(Dataset items)
■ ■ ■ ■ ■

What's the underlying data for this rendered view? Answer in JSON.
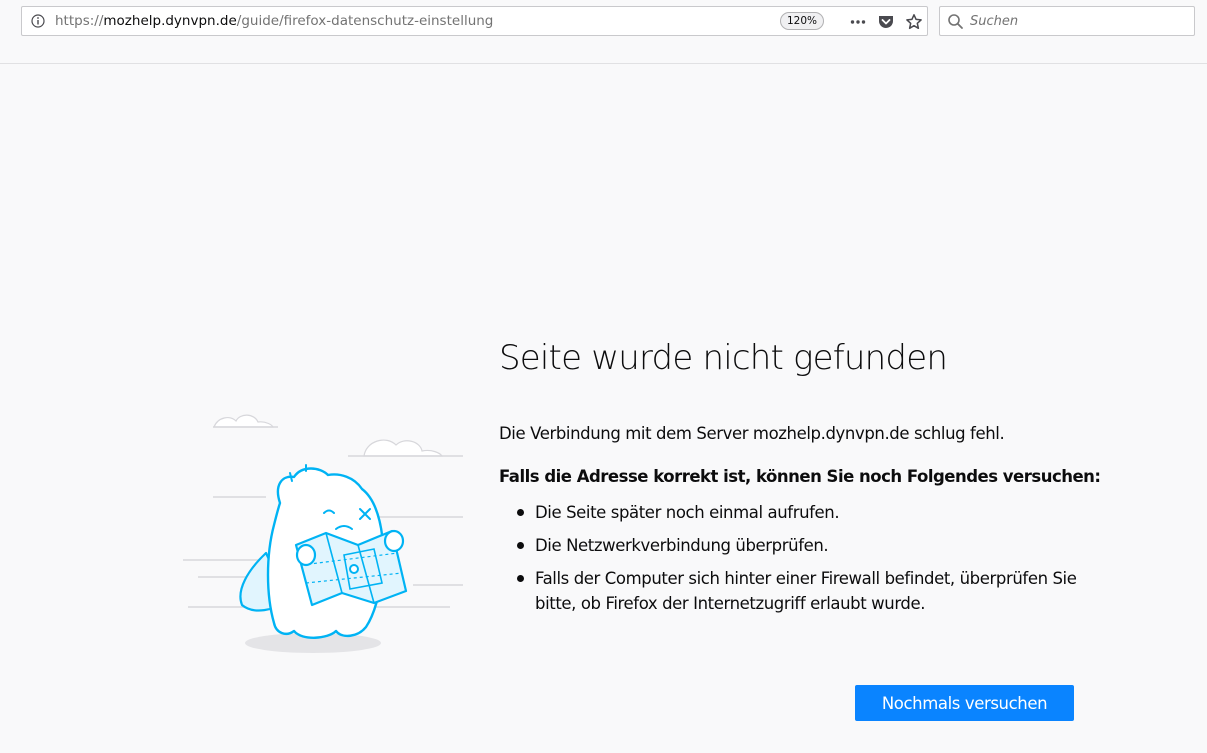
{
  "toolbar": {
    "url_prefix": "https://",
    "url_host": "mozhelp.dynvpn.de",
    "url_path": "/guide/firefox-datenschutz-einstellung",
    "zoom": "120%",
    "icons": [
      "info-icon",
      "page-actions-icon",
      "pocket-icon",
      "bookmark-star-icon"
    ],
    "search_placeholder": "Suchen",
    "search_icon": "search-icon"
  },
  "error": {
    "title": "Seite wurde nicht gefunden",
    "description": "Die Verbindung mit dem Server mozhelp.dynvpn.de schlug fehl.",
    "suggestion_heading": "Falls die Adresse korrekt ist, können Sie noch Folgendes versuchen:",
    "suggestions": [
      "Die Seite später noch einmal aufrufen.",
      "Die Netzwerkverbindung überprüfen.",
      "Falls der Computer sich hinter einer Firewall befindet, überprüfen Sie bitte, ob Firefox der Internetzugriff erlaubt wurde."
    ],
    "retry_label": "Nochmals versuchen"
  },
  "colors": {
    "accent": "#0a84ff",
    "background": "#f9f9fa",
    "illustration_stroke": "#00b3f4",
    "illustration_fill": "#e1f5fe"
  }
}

■ ■ ■ ■ ■

What needs to be done:
Omitting all images, retype each line of the records precisely.

Expected answer:
What's the underlying data for this rendered view? Answer in JSON.
{
  "toolbar": {
    "url_prefix": "https://",
    "url_host": "mozhelp.dynvpn.de",
    "url_path": "/guide/firefox-datenschutz-einstellung",
    "zoom": "120%",
    "icons": [
      "info-icon",
      "page-actions-icon",
      "pocket-icon",
      "bookmark-star-icon"
    ],
    "search_placeholder": "Suchen",
    "search_icon": "search-icon"
  },
  "error": {
    "title": "Seite wurde nicht gefunden",
    "description": "Die Verbindung mit dem Server mozhelp.dynvpn.de schlug fehl.",
    "suggestion_heading": "Falls die Adresse korrekt ist, können Sie noch Folgendes versuchen:",
    "suggestions": [
      "Die Seite später noch einmal aufrufen.",
      "Die Netzwerkverbindung überprüfen.",
      "Falls der Computer sich hinter einer Firewall befindet, überprüfen Sie bitte, ob Firefox der Internetzugriff erlaubt wurde."
    ],
    "retry_label": "Nochmals versuchen"
  },
  "colors": {
    "accent": "#0a84ff",
    "background": "#f9f9fa",
    "illustration_stroke": "#00b3f4",
    "illustration_fill": "#e1f5fe"
  }
}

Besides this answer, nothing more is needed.